## begin Input data

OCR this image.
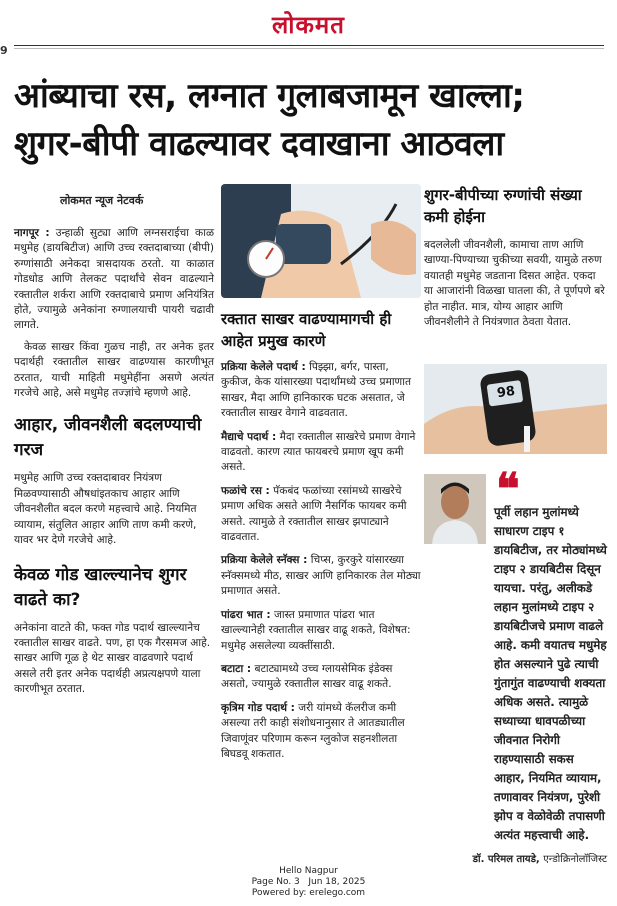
लोकमत
9
आंब्याचा रस, लग्नात गुलाबजामून खाल्ला;
शुगर-बीपी वाढल्यावर दवाखाना आठवला
लोकमत न्यूज नेटवर्क

नागपूर : उन्हाळी सुट्या आणि लग्नसराईचा काळ मधुमेह (डायबिटीज) आणि उच्च रक्तदाबाच्या (बीपी) रुग्णांसाठी अनेकदा त्रासदायक ठरतो. या काळात गोडधोड आणि तेलकट पदार्थांचे सेवन वाढल्याने रक्तातील शर्करा आणि रक्तदाबाचे प्रमाण अनियंत्रित होते, ज्यामुळे अनेकांना रुग्णालयाची पायरी चढावी लागते.

केवळ साखर किंवा गुळच नाही, तर अनेक इतर पदार्थही रक्तातील साखर वाढण्यास कारणीभूत ठरतात, याची माहिती मधुमेहींना असणे अत्यंत गरजेचे आहे, असे मधुमेह तज्ज्ञांचे म्हणणे आहे.

आहार, जीवनशैली बदलण्याची गरज

मधुमेह आणि उच्च रक्तदाबावर नियंत्रण मिळवण्यासाठी औषधांइतकाच आहार आणि जीवनशैलीत बदल करणे महत्त्वाचे आहे. नियमित व्यायाम, संतुलित आहार आणि ताण कमी करणे, यावर भर देणे गरजेचे आहे.

केवळ गोड खाल्ल्यानेच शुगर वाढते का?

अनेकांना वाटते की, फक्त गोड पदार्थ खाल्ल्यानेच रक्तातील साखर वाढते. पण, हा एक गैरसमज आहे. साखर आणि गूळ हे थेट साखर वाढवणारे पदार्थ असले तरी इतर अनेक पदार्थही अप्रत्यक्षपणे याला कारणीभूत ठरतात.

रक्तात साखर वाढण्यामागची ही आहेत प्रमुख कारणे

प्रक्रिया केलेले पदार्थ : पिझ्झा, बर्गर, पास्ता, कुकीज, केक यांसारख्या पदार्थांमध्ये उच्च प्रमाणात साखर, मैदा आणि हानिकारक घटक असतात, जे रक्तातील साखर वेगाने वाढवतात.

मैद्याचे पदार्थ : मैदा रक्तातील साखरेचे प्रमाण वेगाने वाढवतो. कारण त्यात फायबरचे प्रमाण खूप कमी असते.

फळांचे रस : पॅकबंद फळांच्या रसांमध्ये साखरेचे प्रमाण अधिक असते आणि नैसर्गिक फायबर कमी असते. त्यामुळे ते रक्तातील साखर झपाट्याने वाढवतात.

प्रक्रिया केलेले स्नॅक्स : चिप्स, कुरकुरे यांसारख्या स्नॅक्समध्ये मीठ, साखर आणि हानिकारक तेल मोठ्या प्रमाणात असते.

पांढरा भात : जास्त प्रमाणात पांढरा भात खाल्ल्यानेही रक्तातील साखर वाढू शकते, विशेषत: मधुमेह असलेल्या व्यक्तींसाठी.

बटाटा : बटाट्यामध्ये उच्च ग्लायसेमिक इंडेक्स असतो, ज्यामुळे रक्तातील साखर वाढू शकते.

कृत्रिम गोड पदार्थ : जरी यांमध्ये कॅलरीज कमी असल्या तरी काही संशोधनानुसार ते आतड्यातील जिवाणूंवर परिणाम करून ग्लुकोज सहनशीलता बिघडवू शकतात.

शुगर-बीपीच्या रुग्णांची संख्या कमी होईना

बदललेली जीवनशैली, कामाचा ताण आणि खाण्या-पिण्याच्या चुकीच्या सवयी, यामुळे तरुण वयातही मधुमेह जडताना दिसत आहेत. एकदा या आजारांनी विळखा घातला की, ते पूर्णपणे बरे होत नाहीत. मात्र, योग्य आहार आणि जीवनशैलीने ते नियंत्रणात ठेवता येतात.

98
❝

पूर्वी लहान मुलांमध्ये साधारण टाइप १ डायबिटीज, तर मोठ्यांमध्ये टाइप २ डायबिटीस दिसून यायचा. परंतु, अलीकडे लहान मुलांमध्ये टाइप २ डायबिटीजचे प्रमाण वाढले आहे. कमी वयातच मधुमेह होत असल्याने पुढे त्याची गुंतागुंत वाढण्याची शक्यता अधिक असते. त्यामुळे सध्याच्या धावपळीच्या जीवनात निरोगी राहण्यासाठी सकस आहार, नियमित व्यायाम, तणावावर नियंत्रण, पुरेशी झोप व वेळोवेळी तपासणी अत्यंत महत्त्वाची आहे.

डॉ. परिमल तायडे, एन्डोक्रिनोलॉजिस्ट
Hello Nagpur
Page No. 3 Jun 18, 2025
Powered by: erelego.com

## end Input data

**Exercise:** In your copy of the records, include no pictures; repeat everything else exactly.

**Expected output:**
OCR this image.
लोकमत
9
आंब्याचा रस, लग्नात गुलाबजामून खाल्ला;
शुगर-बीपी वाढल्यावर दवाखाना आठवला
लोकमत न्यूज नेटवर्क

नागपूर : उन्हाळी सुट्या आणि लग्नसराईचा काळ मधुमेह (डायबिटीज) आणि उच्च रक्तदाबाच्या (बीपी) रुग्णांसाठी अनेकदा त्रासदायक ठरतो. या काळात गोडधोड आणि तेलकट पदार्थांचे सेवन वाढल्याने रक्तातील शर्करा आणि रक्तदाबाचे प्रमाण अनियंत्रित होते, ज्यामुळे अनेकांना रुग्णालयाची पायरी चढावी लागते.

केवळ साखर किंवा गुळच नाही, तर अनेक इतर पदार्थही रक्तातील साखर वाढण्यास कारणीभूत ठरतात, याची माहिती मधुमेहींना असणे अत्यंत गरजेचे आहे, असे मधुमेह तज्ज्ञांचे म्हणणे आहे.

आहार, जीवनशैली बदलण्याची गरज

मधुमेह आणि उच्च रक्तदाबावर नियंत्रण मिळवण्यासाठी औषधांइतकाच आहार आणि जीवनशैलीत बदल करणे महत्त्वाचे आहे. नियमित व्यायाम, संतुलित आहार आणि ताण कमी करणे, यावर भर देणे गरजेचे आहे.

केवळ गोड खाल्ल्यानेच शुगर वाढते का?

अनेकांना वाटते की, फक्त गोड पदार्थ खाल्ल्यानेच रक्तातील साखर वाढते. पण, हा एक गैरसमज आहे. साखर आणि गूळ हे थेट साखर वाढवणारे पदार्थ असले तरी इतर अनेक पदार्थही अप्रत्यक्षपणे याला कारणीभूत ठरतात.

रक्तात साखर वाढण्यामागची ही आहेत प्रमुख कारणे

प्रक्रिया केलेले पदार्थ : पिझ्झा, बर्गर, पास्ता, कुकीज, केक यांसारख्या पदार्थांमध्ये उच्च प्रमाणात साखर, मैदा आणि हानिकारक घटक असतात, जे रक्तातील साखर वेगाने वाढवतात.

मैद्याचे पदार्थ : मैदा रक्तातील साखरेचे प्रमाण वेगाने वाढवतो. कारण त्यात फायबरचे प्रमाण खूप कमी असते.

फळांचे रस : पॅकबंद फळांच्या रसांमध्ये साखरेचे प्रमाण अधिक असते आणि नैसर्गिक फायबर कमी असते. त्यामुळे ते रक्तातील साखर झपाट्याने वाढवतात.

प्रक्रिया केलेले स्नॅक्स : चिप्स, कुरकुरे यांसारख्या स्नॅक्समध्ये मीठ, साखर आणि हानिकारक तेल मोठ्या प्रमाणात असते.

पांढरा भात : जास्त प्रमाणात पांढरा भात खाल्ल्यानेही रक्तातील साखर वाढू शकते, विशेषत: मधुमेह असलेल्या व्यक्तींसाठी.

बटाटा : बटाट्यामध्ये उच्च ग्लायसेमिक इंडेक्स असतो, ज्यामुळे रक्तातील साखर वाढू शकते.

कृत्रिम गोड पदार्थ : जरी यांमध्ये कॅलरीज कमी असल्या तरी काही संशोधनानुसार ते आतड्यातील जिवाणूंवर परिणाम करून ग्लुकोज सहनशीलता बिघडवू शकतात.

शुगर-बीपीच्या रुग्णांची संख्या कमी होईना

बदललेली जीवनशैली, कामाचा ताण आणि खाण्या-पिण्याच्या चुकीच्या सवयी, यामुळे तरुण वयातही मधुमेह जडताना दिसत आहेत. एकदा या आजारांनी विळखा घातला की, ते पूर्णपणे बरे होत नाहीत. मात्र, योग्य आहार आणि जीवनशैलीने ते नियंत्रणात ठेवता येतात.

98
❝

पूर्वी लहान मुलांमध्ये साधारण टाइप १ डायबिटीज, तर मोठ्यांमध्ये टाइप २ डायबिटीस दिसून यायचा. परंतु, अलीकडे लहान मुलांमध्ये टाइप २ डायबिटीजचे प्रमाण वाढले आहे. कमी वयातच मधुमेह होत असल्याने पुढे त्याची गुंतागुंत वाढण्याची शक्यता अधिक असते. त्यामुळे सध्याच्या धावपळीच्या जीवनात निरोगी राहण्यासाठी सकस आहार, नियमित व्यायाम, तणावावर नियंत्रण, पुरेशी झोप व वेळोवेळी तपासणी अत्यंत महत्त्वाची आहे.

डॉ. परिमल तायडे, एन्डोक्रिनोलॉजिस्ट
Hello Nagpur
Page No. 3 Jun 18, 2025
Powered by: erelego.com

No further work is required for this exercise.